***** DOCUMENT TEXT *****

According to the lighthouse keeper, the Cape is wasting here on both sides, though most on the eastern. In some places it had lost many rods within the last year, and erelong the lighthouse must be moved. We calculated, from his data, how soon the Cape would be quite worn away at this point—“for,” said he, “I can remember sixty years back.” We were even more surprised at this last announcement—that is, at the slow waste of life and energy in our informant, for we had taken him to be not more than forty—than at the rapid wasting of the Cape, and we thought that he stood a fair chance to outlive the former.

***** RECORDS SUPPLIED *****

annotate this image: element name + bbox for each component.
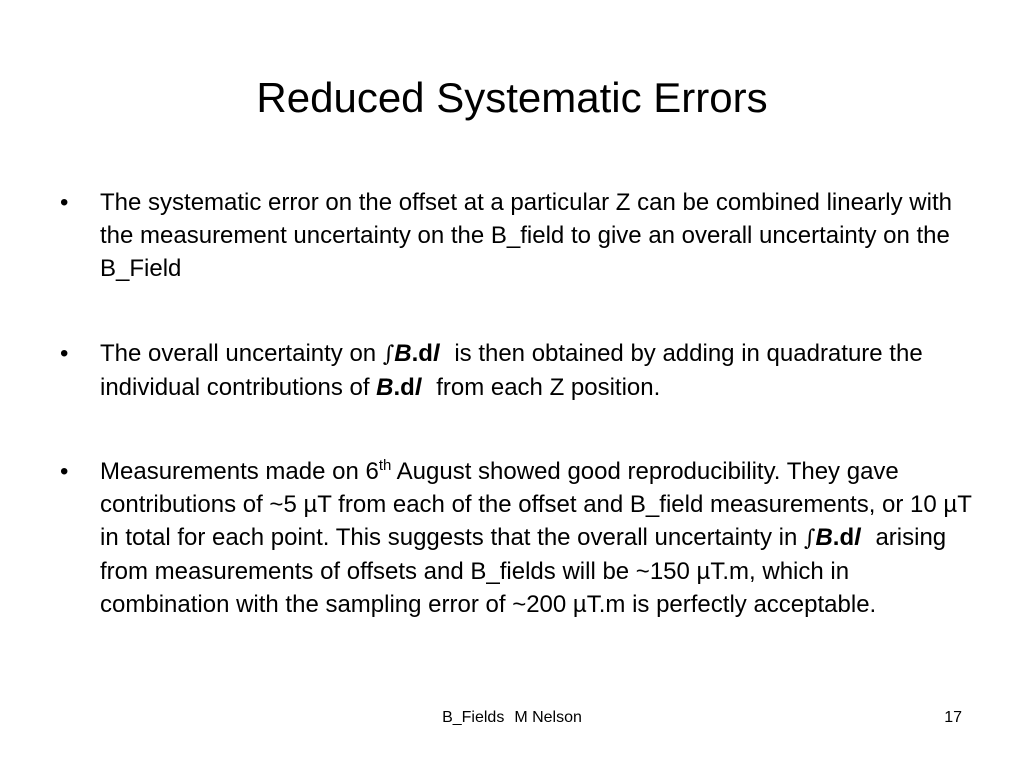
formula-l: l <box>432 340 440 367</box>
page-number: 17 <box>944 709 962 726</box>
formula-l: l <box>414 374 422 401</box>
footer-author: M Nelson <box>514 709 582 726</box>
bullet-text-middle: August showed good reproducibility. They gave contributions of ~5 µT from each of the offset and B_field measurements, or 10 µT in total for each point. This suggests that the overall uncertainty in <box>100 458 972 551</box>
formula-b: B <box>376 374 394 401</box>
integral-symbol: ∫ <box>803 526 816 551</box>
formula-dot-d: .d <box>393 374 415 401</box>
bullet-text-before: Measurements made on 6 <box>100 458 379 485</box>
footer-topic: B_Fields <box>442 709 505 726</box>
formula-dot-d: .d <box>832 524 855 551</box>
formula-dot-d: .d <box>411 340 433 367</box>
footer-label <box>0 708 1024 728</box>
bullet-text-after: arising from measurements of offsets and B_fields will be ~150 µT.m, which in combination with the sampling error of ~200 µT.m is perfectly acceptable. <box>100 524 947 618</box>
bullet-text: The systematic error on the offset at a particular Z can be combined linearly with the measurement uncertainty on the B_field to give an overall uncertainty on the B_Field <box>100 189 952 282</box>
bullet-marker: • <box>60 458 69 485</box>
bullet-marker: • <box>60 340 69 367</box>
bullet-text <box>100 337 980 404</box>
bullet-item <box>60 337 980 404</box>
formula-b: B <box>394 340 412 367</box>
bullet-item <box>60 186 980 285</box>
integral-symbol: ∫ <box>382 342 395 367</box>
bullet-marker: • <box>60 189 69 216</box>
slide-title: Reduced Systematic Errors <box>256 74 768 121</box>
formula-b: B <box>815 524 833 551</box>
bullet-text-middle: is then obtained by adding in quadrature the individual contributions of <box>100 340 923 401</box>
superscript-th: th <box>378 457 392 474</box>
formula-l: l <box>854 524 861 551</box>
bullet-text-before: The overall uncertainty on <box>100 340 383 367</box>
bullet-text-after: from each Z position. <box>436 374 661 401</box>
bullet-text <box>100 455 980 621</box>
bullet-item <box>60 455 980 621</box>
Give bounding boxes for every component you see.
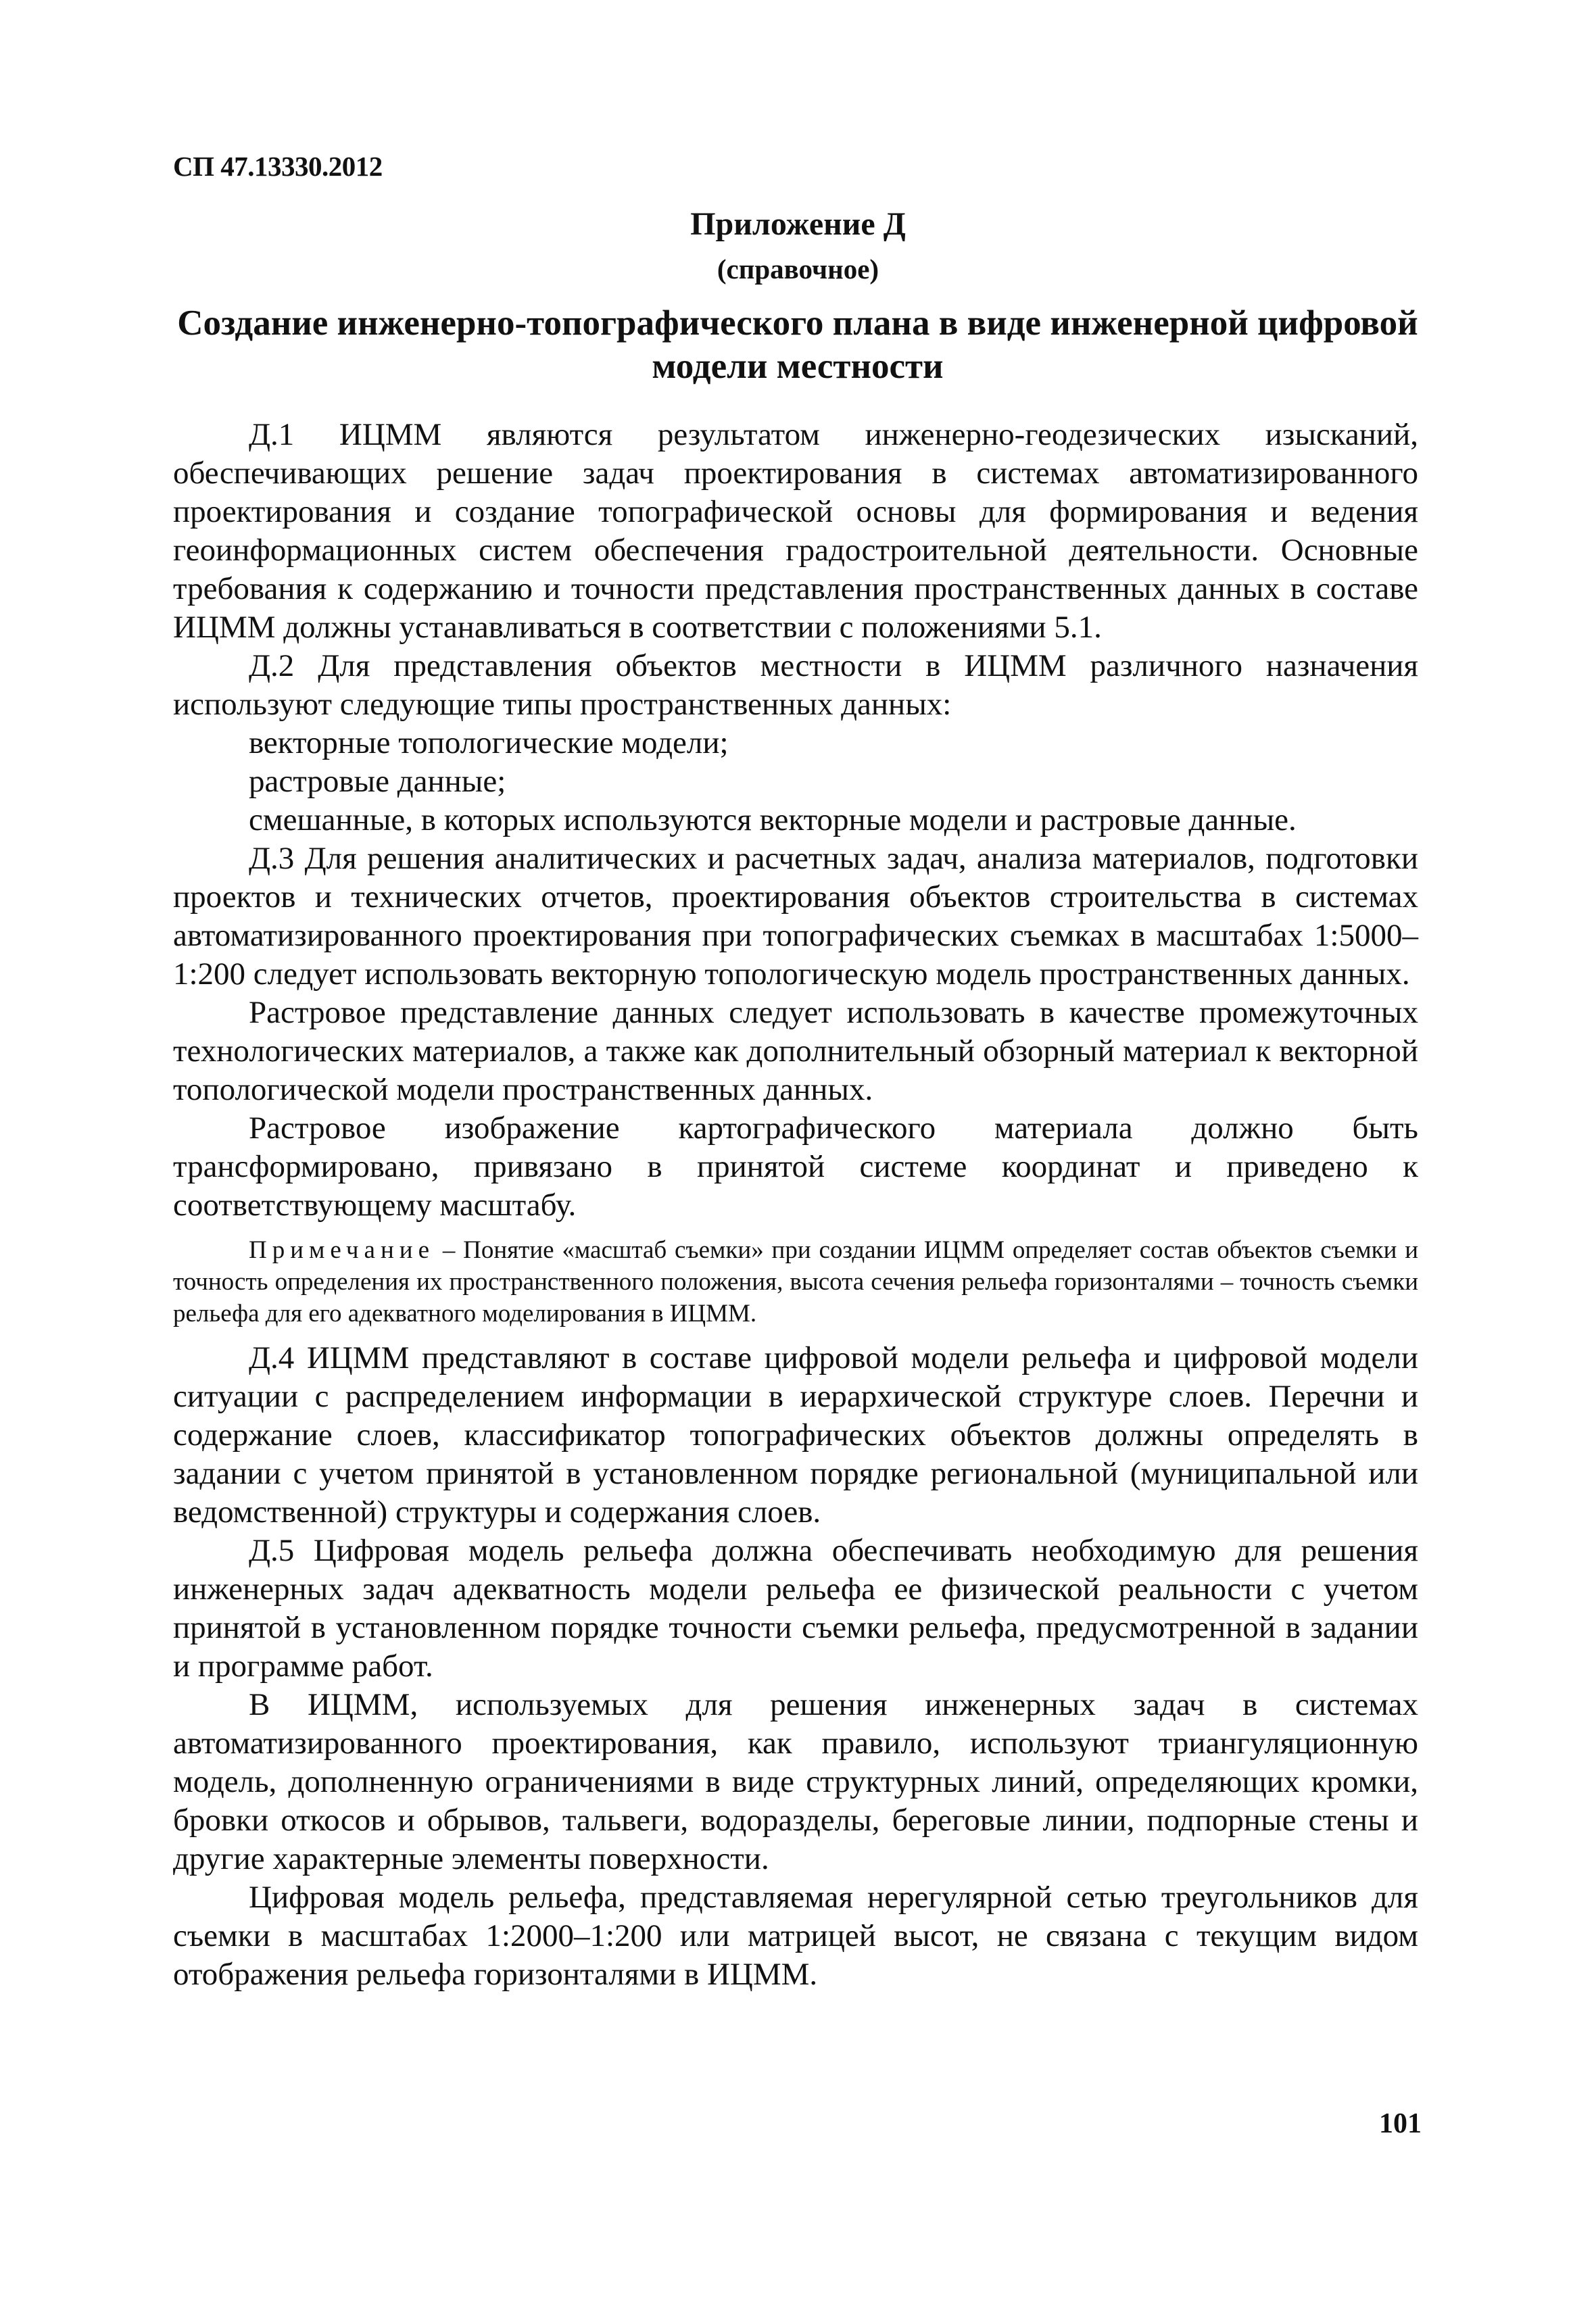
paragraph-d4: Д.4 ИЦММ представляют в составе цифровой модели рельефа и цифровой модели ситуации с распределением информации в иерархической структуре слоев. Перечни и содержание слоев, классификатор топографических объектов должны определять в задании с учетом принятой в установленном порядке региональной (муниципальной или ведомственной) структуры и содержания слоев. xyxy=(173,1340,1418,1530)
note-text: – Понятие «масштаб съемки» при создании ИЦММ определяет состав объектов съемки и точность определения их пространственного положения, высота сечения рельефа горизонталями – точность съемки рельефа для его адекватного моделирования в ИЦММ. xyxy=(173,1236,1418,1327)
paragraph-d3: Д.3 Для решения аналитических и расчетных задач, анализа материалов, подготовки проектов и технических отчетов, проектирования объектов строительства в системах автоматизированного проектирования при топографических съемках в масштабах 1:5000–1:200 следует использовать векторную топологическую модель пространственных данных. xyxy=(173,841,1418,992)
note-label: Примечание xyxy=(249,1236,435,1264)
note xyxy=(173,1234,1418,1330)
paragraph-d1: Д.1 ИЦММ являются результатом инженерно-геодезических изысканий, обеспечивающих решение задач проектирования в системах автоматизированного проектирования и создание топографической основы для формирования и ведения геоинформационных систем обеспечения градостроительной деятельности. Основные требования к содержанию и точности представления пространственных данных в составе ИЦММ должны устанавливаться в соответствии с положениями 5.1. xyxy=(173,417,1418,645)
paragraph-d5: Д.5 Цифровая модель рельефа должна обеспечивать необходимую для решения инженерных задач адекватность модели рельефа ее физической реальности с учетом принятой в установленном порядке точности съемки рельефа, предусмотренной в задании и программе работ. xyxy=(173,1533,1418,1684)
paragraph-raster-image: Растровое изображение картографического материала должно быть трансформировано, привязано в принятой системе координат и приведено к соответствующему масштабу. xyxy=(173,1111,1418,1223)
paragraph-dem: Цифровая модель рельефа, представляемая нерегулярной сетью треугольников для съемки в масштабах 1:2000–1:200 или матрицей высот, не связана с текущим видом отображения рельефа горизонталями в ИЦММ. xyxy=(173,1880,1418,1992)
paragraph-d2: Д.2 Для представления объектов местности в ИЦММ различного назначения используют следующие типы пространственных данных: xyxy=(173,648,1418,722)
section-heading: Создание инженерно-топографического плана в виде инженерной цифровой модели местности xyxy=(177,303,1418,386)
page-number: 101 xyxy=(1379,2108,1422,2139)
paragraph-triangulation: В ИЦММ, используемых для решения инженерных задач в системах автоматизированного проектирования, как правило, используют триангуляционную модель, дополненную ограничениями в виде структурных линий, определяющих кромки, бровки откосов и обрывов, тальвеги, водоразделы, береговые линии, подпорные стены и другие характерные элементы поверхности. xyxy=(173,1687,1418,1876)
appendix-title: Приложение Д xyxy=(690,206,906,242)
list-item: векторные топологические модели; xyxy=(249,725,729,760)
appendix-subtitle: (справочное) xyxy=(717,253,879,285)
list-item: растровые данные; xyxy=(249,764,506,799)
paragraph-raster-representation: Растровое представление данных следует использовать в качестве промежуточных технологических материалов, а также как дополнительный обзорный материал к векторной топологической модели пространственных данных. xyxy=(173,995,1418,1107)
document-code: СП 47.13330.2012 xyxy=(173,151,383,182)
list-item: смешанные, в которых используются векторные модели и растровые данные. xyxy=(249,802,1297,837)
document-body xyxy=(173,416,1418,1994)
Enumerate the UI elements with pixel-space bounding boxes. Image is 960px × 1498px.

*****

§ **WHAT TO PRODUCE**
In the passage about the lighthouse keeper, on which side is the Cape said to be wasting most?

§ **OUTPUT FOR THIS TASK**
The eastern side.